-- The request --
What follows is a set of entries. Repeat them exactly, but not their pictures.

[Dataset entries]
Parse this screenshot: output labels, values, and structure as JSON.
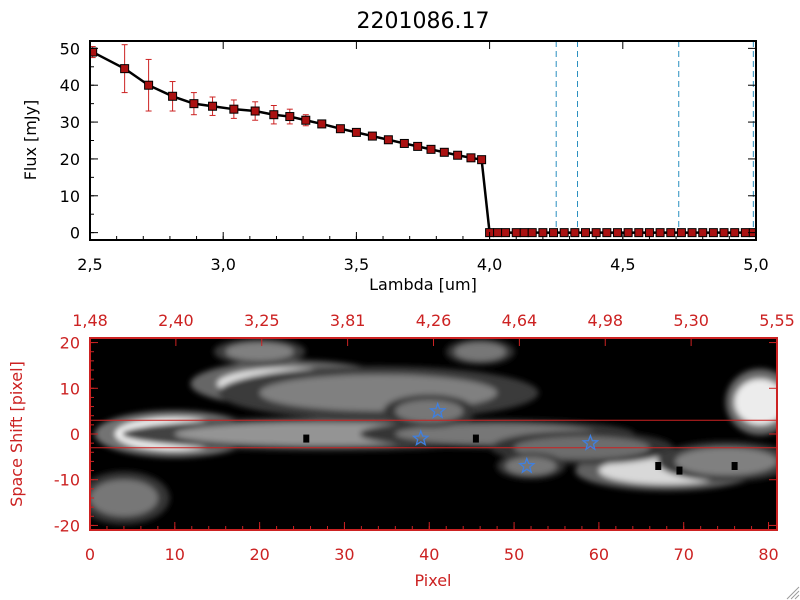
{
  "colors": {
    "top_axis": "#000000",
    "bottom_axis": "#cc2222",
    "marker_fill": "#aa1111",
    "error_bar": "#cc2222",
    "vline": "#2a8fc0",
    "star": "#3f7fdf",
    "hline": "#cc2222"
  },
  "chart_data": [
    {
      "type": "line",
      "title": "2201086.17",
      "xlabel": "Lambda [um]",
      "ylabel": "Flux [mJy]",
      "xlim": [
        2.5,
        5.0
      ],
      "ylim": [
        -2,
        52
      ],
      "xticks": [
        "2.5",
        "3.0",
        "3.5",
        "4.0",
        "4.5",
        "5.0"
      ],
      "yticks": [
        "0",
        "10",
        "20",
        "30",
        "40",
        "50"
      ],
      "x": [
        2.51,
        2.63,
        2.72,
        2.81,
        2.89,
        2.96,
        3.04,
        3.12,
        3.19,
        3.25,
        3.31,
        3.37,
        3.44,
        3.5,
        3.56,
        3.62,
        3.68,
        3.73,
        3.78,
        3.83,
        3.88,
        3.93,
        3.97,
        4.0,
        4.03,
        4.06,
        4.1,
        4.13,
        4.16,
        4.2,
        4.24,
        4.28,
        4.32,
        4.36,
        4.4,
        4.44,
        4.48,
        4.52,
        4.56,
        4.6,
        4.64,
        4.68,
        4.72,
        4.76,
        4.8,
        4.84,
        4.88,
        4.92,
        4.96,
        4.99
      ],
      "y": [
        49,
        44.5,
        40,
        37,
        35,
        34.3,
        33.5,
        33,
        32,
        31.5,
        30.5,
        29.5,
        28.2,
        27.2,
        26.2,
        25.2,
        24.2,
        23.4,
        22.6,
        21.8,
        21,
        20.3,
        19.8,
        0,
        0,
        0,
        0,
        0,
        0,
        0,
        0,
        0,
        0,
        0,
        0,
        0,
        0,
        0,
        0,
        0,
        0,
        0,
        0,
        0,
        0,
        0,
        0,
        0,
        0,
        0
      ],
      "yerr": [
        1.5,
        6.5,
        7,
        4,
        3,
        2.5,
        2.5,
        2.5,
        2.5,
        2,
        1.5,
        1,
        1,
        0.8,
        0.8,
        0.6,
        0.6,
        0.5,
        0.5,
        0.5,
        0.5,
        0.5,
        0.5,
        0.3,
        0.3,
        0.3,
        0.3,
        0.3,
        0.3,
        0.3,
        0.3,
        0.3,
        0.3,
        0.3,
        0.3,
        0.3,
        0.3,
        0.3,
        0.3,
        0.3,
        0.3,
        0.3,
        0.3,
        0.3,
        0.3,
        0.3,
        0.3,
        0.3,
        0.3,
        0.3
      ],
      "vlines": [
        4.25,
        4.33,
        4.71,
        4.99
      ]
    },
    {
      "type": "heatmap",
      "xlabel": "Pixel",
      "ylabel": "Space Shift [pixel]",
      "xlim": [
        0,
        81
      ],
      "ylim": [
        -21,
        21
      ],
      "xticks": [
        "0",
        "10",
        "20",
        "30",
        "40",
        "50",
        "60",
        "70",
        "80"
      ],
      "yticks": [
        "20",
        "10",
        "0",
        "-10",
        "-20"
      ],
      "top_ticks": [
        "1.48",
        "2.40",
        "3.25",
        "3.81",
        "4.26",
        "4.64",
        "4.98",
        "5.30",
        "5.55"
      ],
      "hlines": [
        3,
        -3
      ],
      "stars": [
        {
          "x": 41,
          "y": 5
        },
        {
          "x": 39,
          "y": -1
        },
        {
          "x": 51.5,
          "y": -7
        },
        {
          "x": 59,
          "y": -2
        }
      ],
      "blobs": [
        {
          "x": 10,
          "y": 0,
          "rx": 7,
          "ry": 3.5,
          "v": 1.0
        },
        {
          "x": 28,
          "y": 0,
          "rx": 18,
          "ry": 2.5,
          "v": 0.45
        },
        {
          "x": 48,
          "y": 0,
          "rx": 12,
          "ry": 2.2,
          "v": 0.3
        },
        {
          "x": 24,
          "y": 11,
          "rx": 9,
          "ry": 3.5,
          "v": 0.85
        },
        {
          "x": 34,
          "y": 9,
          "rx": 14,
          "ry": 4,
          "v": 0.35
        },
        {
          "x": 20,
          "y": 18,
          "rx": 4,
          "ry": 2,
          "v": 0.35
        },
        {
          "x": 46,
          "y": 18,
          "rx": 3,
          "ry": 2,
          "v": 0.3
        },
        {
          "x": 68,
          "y": -8,
          "rx": 8,
          "ry": 3,
          "v": 0.8
        },
        {
          "x": 58,
          "y": -3,
          "rx": 8,
          "ry": 2.5,
          "v": 0.25
        },
        {
          "x": 52,
          "y": -7,
          "rx": 3,
          "ry": 2,
          "v": 0.3
        },
        {
          "x": 79,
          "y": 7,
          "rx": 3,
          "ry": 5,
          "v": 0.9
        },
        {
          "x": 4,
          "y": -14,
          "rx": 4,
          "ry": 4,
          "v": 0.3
        },
        {
          "x": 40,
          "y": 5,
          "rx": 4,
          "ry": 2.5,
          "v": 0.3
        },
        {
          "x": 75,
          "y": -6,
          "rx": 6,
          "ry": 3,
          "v": 0.35
        }
      ],
      "dark_cells": [
        {
          "x": 25.5,
          "y": -1
        },
        {
          "x": 45.5,
          "y": -1
        },
        {
          "x": 67,
          "y": -7
        },
        {
          "x": 69.5,
          "y": -8
        },
        {
          "x": 76,
          "y": -7
        }
      ]
    }
  ]
}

-- Exercise solution --
Parse this screenshot: output labels, values, and structure as JSON.
{
  "colors": {
    "top_axis": "#000000",
    "bottom_axis": "#cc2222",
    "marker_fill": "#aa1111",
    "error_bar": "#cc2222",
    "vline": "#2a8fc0",
    "star": "#3f7fdf",
    "hline": "#cc2222"
  },
  "chart_data": [
    {
      "type": "line",
      "title": "2201086.17",
      "xlabel": "Lambda [um]",
      "ylabel": "Flux [mJy]",
      "xlim": [
        2.5,
        5.0
      ],
      "ylim": [
        -2,
        52
      ],
      "xticks": [
        "2.5",
        "3.0",
        "3.5",
        "4.0",
        "4.5",
        "5.0"
      ],
      "yticks": [
        "0",
        "10",
        "20",
        "30",
        "40",
        "50"
      ],
      "x": [
        2.51,
        2.63,
        2.72,
        2.81,
        2.89,
        2.96,
        3.04,
        3.12,
        3.19,
        3.25,
        3.31,
        3.37,
        3.44,
        3.5,
        3.56,
        3.62,
        3.68,
        3.73,
        3.78,
        3.83,
        3.88,
        3.93,
        3.97,
        4.0,
        4.03,
        4.06,
        4.1,
        4.13,
        4.16,
        4.2,
        4.24,
        4.28,
        4.32,
        4.36,
        4.4,
        4.44,
        4.48,
        4.52,
        4.56,
        4.6,
        4.64,
        4.68,
        4.72,
        4.76,
        4.8,
        4.84,
        4.88,
        4.92,
        4.96,
        4.99
      ],
      "y": [
        49,
        44.5,
        40,
        37,
        35,
        34.3,
        33.5,
        33,
        32,
        31.5,
        30.5,
        29.5,
        28.2,
        27.2,
        26.2,
        25.2,
        24.2,
        23.4,
        22.6,
        21.8,
        21,
        20.3,
        19.8,
        0,
        0,
        0,
        0,
        0,
        0,
        0,
        0,
        0,
        0,
        0,
        0,
        0,
        0,
        0,
        0,
        0,
        0,
        0,
        0,
        0,
        0,
        0,
        0,
        0,
        0,
        0
      ],
      "yerr": [
        1.5,
        6.5,
        7,
        4,
        3,
        2.5,
        2.5,
        2.5,
        2.5,
        2,
        1.5,
        1,
        1,
        0.8,
        0.8,
        0.6,
        0.6,
        0.5,
        0.5,
        0.5,
        0.5,
        0.5,
        0.5,
        0.3,
        0.3,
        0.3,
        0.3,
        0.3,
        0.3,
        0.3,
        0.3,
        0.3,
        0.3,
        0.3,
        0.3,
        0.3,
        0.3,
        0.3,
        0.3,
        0.3,
        0.3,
        0.3,
        0.3,
        0.3,
        0.3,
        0.3,
        0.3,
        0.3,
        0.3,
        0.3
      ],
      "vlines": [
        4.25,
        4.33,
        4.71,
        4.99
      ]
    },
    {
      "type": "heatmap",
      "xlabel": "Pixel",
      "ylabel": "Space Shift [pixel]",
      "xlim": [
        0,
        81
      ],
      "ylim": [
        -21,
        21
      ],
      "xticks": [
        "0",
        "10",
        "20",
        "30",
        "40",
        "50",
        "60",
        "70",
        "80"
      ],
      "yticks": [
        "20",
        "10",
        "0",
        "-10",
        "-20"
      ],
      "top_ticks": [
        "1.48",
        "2.40",
        "3.25",
        "3.81",
        "4.26",
        "4.64",
        "4.98",
        "5.30",
        "5.55"
      ],
      "hlines": [
        3,
        -3
      ],
      "stars": [
        {
          "x": 41,
          "y": 5
        },
        {
          "x": 39,
          "y": -1
        },
        {
          "x": 51.5,
          "y": -7
        },
        {
          "x": 59,
          "y": -2
        }
      ],
      "blobs": [
        {
          "x": 10,
          "y": 0,
          "rx": 7,
          "ry": 3.5,
          "v": 1.0
        },
        {
          "x": 28,
          "y": 0,
          "rx": 18,
          "ry": 2.5,
          "v": 0.45
        },
        {
          "x": 48,
          "y": 0,
          "rx": 12,
          "ry": 2.2,
          "v": 0.3
        },
        {
          "x": 24,
          "y": 11,
          "rx": 9,
          "ry": 3.5,
          "v": 0.85
        },
        {
          "x": 34,
          "y": 9,
          "rx": 14,
          "ry": 4,
          "v": 0.35
        },
        {
          "x": 20,
          "y": 18,
          "rx": 4,
          "ry": 2,
          "v": 0.35
        },
        {
          "x": 46,
          "y": 18,
          "rx": 3,
          "ry": 2,
          "v": 0.3
        },
        {
          "x": 68,
          "y": -8,
          "rx": 8,
          "ry": 3,
          "v": 0.8
        },
        {
          "x": 58,
          "y": -3,
          "rx": 8,
          "ry": 2.5,
          "v": 0.25
        },
        {
          "x": 52,
          "y": -7,
          "rx": 3,
          "ry": 2,
          "v": 0.3
        },
        {
          "x": 79,
          "y": 7,
          "rx": 3,
          "ry": 5,
          "v": 0.9
        },
        {
          "x": 4,
          "y": -14,
          "rx": 4,
          "ry": 4,
          "v": 0.3
        },
        {
          "x": 40,
          "y": 5,
          "rx": 4,
          "ry": 2.5,
          "v": 0.3
        },
        {
          "x": 75,
          "y": -6,
          "rx": 6,
          "ry": 3,
          "v": 0.35
        }
      ],
      "dark_cells": [
        {
          "x": 25.5,
          "y": -1
        },
        {
          "x": 45.5,
          "y": -1
        },
        {
          "x": 67,
          "y": -7
        },
        {
          "x": 69.5,
          "y": -8
        },
        {
          "x": 76,
          "y": -7
        }
      ]
    }
  ]
}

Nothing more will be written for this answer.